::: Exercise data

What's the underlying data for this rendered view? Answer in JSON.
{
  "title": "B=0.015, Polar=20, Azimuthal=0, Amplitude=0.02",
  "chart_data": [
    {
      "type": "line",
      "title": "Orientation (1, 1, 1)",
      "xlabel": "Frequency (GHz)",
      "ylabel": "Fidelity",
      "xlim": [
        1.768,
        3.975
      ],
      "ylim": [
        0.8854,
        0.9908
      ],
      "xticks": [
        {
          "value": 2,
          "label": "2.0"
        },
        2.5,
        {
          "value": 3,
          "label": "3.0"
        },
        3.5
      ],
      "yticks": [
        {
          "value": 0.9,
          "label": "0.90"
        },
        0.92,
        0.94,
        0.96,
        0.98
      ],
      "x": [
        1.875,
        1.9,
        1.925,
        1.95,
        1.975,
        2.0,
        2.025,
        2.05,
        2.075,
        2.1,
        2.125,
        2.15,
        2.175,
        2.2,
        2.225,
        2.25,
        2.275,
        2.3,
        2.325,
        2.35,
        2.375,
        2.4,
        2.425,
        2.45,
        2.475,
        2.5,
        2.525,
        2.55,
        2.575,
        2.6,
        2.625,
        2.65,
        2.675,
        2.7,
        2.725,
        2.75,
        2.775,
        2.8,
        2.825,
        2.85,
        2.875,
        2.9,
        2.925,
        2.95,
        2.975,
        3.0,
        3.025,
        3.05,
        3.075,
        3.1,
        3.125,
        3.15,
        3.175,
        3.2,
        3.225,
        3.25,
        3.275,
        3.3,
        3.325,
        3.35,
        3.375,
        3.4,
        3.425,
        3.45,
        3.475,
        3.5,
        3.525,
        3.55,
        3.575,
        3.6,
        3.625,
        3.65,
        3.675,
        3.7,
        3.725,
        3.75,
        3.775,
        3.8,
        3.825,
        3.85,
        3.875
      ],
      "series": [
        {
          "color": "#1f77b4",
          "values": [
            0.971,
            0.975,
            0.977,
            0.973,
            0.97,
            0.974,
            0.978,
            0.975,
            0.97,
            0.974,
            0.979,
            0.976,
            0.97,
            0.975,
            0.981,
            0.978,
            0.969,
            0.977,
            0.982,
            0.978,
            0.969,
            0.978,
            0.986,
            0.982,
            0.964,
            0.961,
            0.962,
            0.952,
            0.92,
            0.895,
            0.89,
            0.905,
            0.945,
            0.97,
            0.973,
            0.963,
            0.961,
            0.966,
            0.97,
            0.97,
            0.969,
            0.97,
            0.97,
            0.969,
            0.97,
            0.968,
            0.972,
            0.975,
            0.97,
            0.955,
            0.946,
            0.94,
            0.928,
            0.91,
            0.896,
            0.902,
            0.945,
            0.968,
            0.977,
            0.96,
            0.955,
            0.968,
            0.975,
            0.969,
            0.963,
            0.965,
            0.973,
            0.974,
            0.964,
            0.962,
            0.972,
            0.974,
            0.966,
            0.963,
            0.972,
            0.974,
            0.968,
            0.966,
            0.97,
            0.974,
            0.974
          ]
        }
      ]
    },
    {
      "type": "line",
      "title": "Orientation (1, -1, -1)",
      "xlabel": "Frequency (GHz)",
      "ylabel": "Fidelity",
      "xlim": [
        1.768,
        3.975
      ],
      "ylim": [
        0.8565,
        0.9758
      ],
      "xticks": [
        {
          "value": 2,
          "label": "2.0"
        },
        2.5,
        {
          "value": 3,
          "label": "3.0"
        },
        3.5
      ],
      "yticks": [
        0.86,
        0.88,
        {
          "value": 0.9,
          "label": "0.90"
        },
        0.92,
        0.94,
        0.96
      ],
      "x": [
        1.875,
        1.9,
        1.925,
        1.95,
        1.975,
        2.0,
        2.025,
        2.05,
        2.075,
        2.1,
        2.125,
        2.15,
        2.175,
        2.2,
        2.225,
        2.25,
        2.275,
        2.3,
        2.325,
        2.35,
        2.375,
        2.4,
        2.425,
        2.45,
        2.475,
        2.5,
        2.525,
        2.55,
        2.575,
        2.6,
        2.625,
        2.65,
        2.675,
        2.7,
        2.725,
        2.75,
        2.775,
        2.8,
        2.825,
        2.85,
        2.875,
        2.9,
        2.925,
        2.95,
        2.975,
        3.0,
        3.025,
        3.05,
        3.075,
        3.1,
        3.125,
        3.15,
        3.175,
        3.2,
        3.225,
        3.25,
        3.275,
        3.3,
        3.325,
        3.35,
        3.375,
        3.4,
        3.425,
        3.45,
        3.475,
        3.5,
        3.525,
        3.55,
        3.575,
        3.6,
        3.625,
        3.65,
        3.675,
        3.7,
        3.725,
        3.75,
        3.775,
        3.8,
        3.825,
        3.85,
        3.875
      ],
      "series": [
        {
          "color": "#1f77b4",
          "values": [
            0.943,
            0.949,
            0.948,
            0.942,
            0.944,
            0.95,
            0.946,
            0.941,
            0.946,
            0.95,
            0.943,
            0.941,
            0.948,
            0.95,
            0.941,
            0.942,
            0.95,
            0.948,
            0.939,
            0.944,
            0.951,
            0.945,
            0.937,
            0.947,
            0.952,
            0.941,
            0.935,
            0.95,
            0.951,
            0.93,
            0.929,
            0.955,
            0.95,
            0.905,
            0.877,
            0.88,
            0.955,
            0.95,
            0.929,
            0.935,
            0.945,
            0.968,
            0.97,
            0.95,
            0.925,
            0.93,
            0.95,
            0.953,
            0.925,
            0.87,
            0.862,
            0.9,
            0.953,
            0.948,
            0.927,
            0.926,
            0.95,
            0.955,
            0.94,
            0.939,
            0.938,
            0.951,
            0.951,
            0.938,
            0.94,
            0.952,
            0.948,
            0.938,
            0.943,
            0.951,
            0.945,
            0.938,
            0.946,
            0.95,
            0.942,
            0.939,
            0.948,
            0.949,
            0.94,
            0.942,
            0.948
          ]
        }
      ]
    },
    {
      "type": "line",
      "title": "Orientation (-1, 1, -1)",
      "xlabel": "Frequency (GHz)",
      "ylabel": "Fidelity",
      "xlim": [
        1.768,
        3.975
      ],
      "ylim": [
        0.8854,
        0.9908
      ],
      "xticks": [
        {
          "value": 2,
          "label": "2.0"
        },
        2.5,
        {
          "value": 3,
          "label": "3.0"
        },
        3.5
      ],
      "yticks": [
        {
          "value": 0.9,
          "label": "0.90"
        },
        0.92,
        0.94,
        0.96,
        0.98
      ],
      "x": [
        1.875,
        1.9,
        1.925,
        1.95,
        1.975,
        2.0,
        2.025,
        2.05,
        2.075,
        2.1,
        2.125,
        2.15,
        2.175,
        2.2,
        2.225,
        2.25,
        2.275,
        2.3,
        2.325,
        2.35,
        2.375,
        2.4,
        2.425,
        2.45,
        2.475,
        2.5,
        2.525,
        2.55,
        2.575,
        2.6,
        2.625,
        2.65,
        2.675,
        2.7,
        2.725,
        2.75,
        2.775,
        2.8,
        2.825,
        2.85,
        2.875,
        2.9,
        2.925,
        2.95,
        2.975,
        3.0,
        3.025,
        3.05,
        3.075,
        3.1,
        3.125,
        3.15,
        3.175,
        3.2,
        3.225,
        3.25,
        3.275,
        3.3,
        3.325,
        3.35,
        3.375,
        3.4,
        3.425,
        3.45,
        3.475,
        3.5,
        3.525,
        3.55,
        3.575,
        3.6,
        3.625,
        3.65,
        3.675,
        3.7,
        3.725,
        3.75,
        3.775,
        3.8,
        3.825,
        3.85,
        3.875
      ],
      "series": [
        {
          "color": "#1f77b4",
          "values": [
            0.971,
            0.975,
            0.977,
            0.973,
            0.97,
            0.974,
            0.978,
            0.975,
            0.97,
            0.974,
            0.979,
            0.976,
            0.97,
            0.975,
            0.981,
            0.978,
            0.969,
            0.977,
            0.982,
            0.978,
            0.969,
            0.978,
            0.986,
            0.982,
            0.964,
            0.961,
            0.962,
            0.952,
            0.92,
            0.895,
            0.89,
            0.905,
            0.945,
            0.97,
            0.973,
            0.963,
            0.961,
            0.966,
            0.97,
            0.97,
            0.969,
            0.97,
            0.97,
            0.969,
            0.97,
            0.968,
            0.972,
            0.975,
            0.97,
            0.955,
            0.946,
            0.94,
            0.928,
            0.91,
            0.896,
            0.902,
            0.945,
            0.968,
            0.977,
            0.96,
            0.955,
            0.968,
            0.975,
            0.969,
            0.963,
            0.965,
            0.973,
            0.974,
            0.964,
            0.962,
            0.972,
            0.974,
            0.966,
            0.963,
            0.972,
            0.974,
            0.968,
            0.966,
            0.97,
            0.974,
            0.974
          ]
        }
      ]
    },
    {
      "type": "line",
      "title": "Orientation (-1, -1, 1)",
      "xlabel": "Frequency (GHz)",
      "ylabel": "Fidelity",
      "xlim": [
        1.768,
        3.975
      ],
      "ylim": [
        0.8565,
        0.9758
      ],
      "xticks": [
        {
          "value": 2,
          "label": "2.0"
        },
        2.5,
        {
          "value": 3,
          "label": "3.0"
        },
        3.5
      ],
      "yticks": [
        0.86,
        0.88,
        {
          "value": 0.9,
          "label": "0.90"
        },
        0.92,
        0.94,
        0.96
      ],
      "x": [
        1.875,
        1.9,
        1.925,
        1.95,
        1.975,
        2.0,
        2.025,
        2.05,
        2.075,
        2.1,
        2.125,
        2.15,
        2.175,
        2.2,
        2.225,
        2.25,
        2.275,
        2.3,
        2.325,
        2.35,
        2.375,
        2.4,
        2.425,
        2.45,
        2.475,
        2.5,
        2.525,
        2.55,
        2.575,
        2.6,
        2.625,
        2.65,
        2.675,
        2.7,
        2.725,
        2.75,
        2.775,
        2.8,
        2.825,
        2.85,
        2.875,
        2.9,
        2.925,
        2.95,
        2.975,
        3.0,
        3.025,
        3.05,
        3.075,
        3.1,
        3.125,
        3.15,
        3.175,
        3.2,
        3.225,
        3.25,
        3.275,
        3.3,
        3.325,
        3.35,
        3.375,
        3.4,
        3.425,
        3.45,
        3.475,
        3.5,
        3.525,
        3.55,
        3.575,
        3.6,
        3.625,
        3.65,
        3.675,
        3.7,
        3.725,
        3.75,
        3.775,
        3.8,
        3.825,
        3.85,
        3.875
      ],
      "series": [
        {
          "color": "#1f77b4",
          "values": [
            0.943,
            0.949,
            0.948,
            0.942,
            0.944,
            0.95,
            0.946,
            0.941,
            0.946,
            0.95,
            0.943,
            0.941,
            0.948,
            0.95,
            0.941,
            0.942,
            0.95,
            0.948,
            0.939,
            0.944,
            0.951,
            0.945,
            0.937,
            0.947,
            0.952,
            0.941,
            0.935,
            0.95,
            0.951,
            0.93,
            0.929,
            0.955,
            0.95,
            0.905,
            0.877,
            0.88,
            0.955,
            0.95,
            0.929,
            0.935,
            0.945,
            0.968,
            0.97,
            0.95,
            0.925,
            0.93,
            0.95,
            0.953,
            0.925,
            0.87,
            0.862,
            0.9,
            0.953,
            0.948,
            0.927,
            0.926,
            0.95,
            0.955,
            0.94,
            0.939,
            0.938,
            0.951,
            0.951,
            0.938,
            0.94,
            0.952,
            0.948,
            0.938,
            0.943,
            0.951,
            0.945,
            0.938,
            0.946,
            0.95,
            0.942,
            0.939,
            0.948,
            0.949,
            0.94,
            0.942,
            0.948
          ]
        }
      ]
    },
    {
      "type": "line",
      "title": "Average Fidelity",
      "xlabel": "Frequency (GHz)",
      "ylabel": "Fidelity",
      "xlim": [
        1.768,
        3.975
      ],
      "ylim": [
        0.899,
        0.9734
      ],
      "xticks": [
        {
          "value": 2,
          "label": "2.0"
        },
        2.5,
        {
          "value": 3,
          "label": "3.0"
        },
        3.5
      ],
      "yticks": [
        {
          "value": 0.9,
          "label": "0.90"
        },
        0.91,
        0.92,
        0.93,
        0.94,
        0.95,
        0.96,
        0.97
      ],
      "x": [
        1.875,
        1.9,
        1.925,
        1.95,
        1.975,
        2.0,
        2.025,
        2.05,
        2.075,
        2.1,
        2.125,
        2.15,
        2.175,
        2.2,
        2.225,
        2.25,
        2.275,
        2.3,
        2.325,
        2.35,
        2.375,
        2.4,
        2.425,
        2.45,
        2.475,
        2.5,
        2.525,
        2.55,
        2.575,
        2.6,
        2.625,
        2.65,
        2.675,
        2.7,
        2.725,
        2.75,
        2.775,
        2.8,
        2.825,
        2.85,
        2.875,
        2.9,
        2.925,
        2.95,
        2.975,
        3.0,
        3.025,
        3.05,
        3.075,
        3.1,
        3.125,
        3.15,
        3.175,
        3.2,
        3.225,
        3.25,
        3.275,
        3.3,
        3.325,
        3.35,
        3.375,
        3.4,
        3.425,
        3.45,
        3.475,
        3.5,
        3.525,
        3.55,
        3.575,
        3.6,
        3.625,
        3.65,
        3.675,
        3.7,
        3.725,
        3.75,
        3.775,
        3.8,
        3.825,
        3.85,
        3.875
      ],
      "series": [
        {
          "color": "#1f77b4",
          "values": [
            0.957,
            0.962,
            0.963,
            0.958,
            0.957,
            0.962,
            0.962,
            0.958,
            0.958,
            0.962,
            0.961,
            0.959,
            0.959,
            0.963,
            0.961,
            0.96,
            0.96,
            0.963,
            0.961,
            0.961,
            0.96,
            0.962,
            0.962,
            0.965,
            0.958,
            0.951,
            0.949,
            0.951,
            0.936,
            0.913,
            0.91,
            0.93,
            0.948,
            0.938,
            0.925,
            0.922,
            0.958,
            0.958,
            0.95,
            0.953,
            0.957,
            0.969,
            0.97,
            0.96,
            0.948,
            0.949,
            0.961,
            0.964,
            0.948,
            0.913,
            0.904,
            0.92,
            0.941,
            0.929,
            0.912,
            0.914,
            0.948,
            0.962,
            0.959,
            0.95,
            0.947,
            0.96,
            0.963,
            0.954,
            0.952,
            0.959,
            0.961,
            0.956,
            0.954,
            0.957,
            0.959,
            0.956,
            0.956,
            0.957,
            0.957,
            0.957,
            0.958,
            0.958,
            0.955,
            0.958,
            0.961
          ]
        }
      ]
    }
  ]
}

::::::

The task. Copy every line above in which the string "title" shows up.

Full response.
  "title": "B=0.015, Polar=20, Azimuthal=0, Amplitude=0.02",
      "title": "Orientation (1, 1, 1)",
      "title": "Orientation (1, -1, -1)",
      "title": "Orientation (-1, 1, -1)",
      "title": "Orientation (-1, -1, 1)",
      "title": "Average Fidelity",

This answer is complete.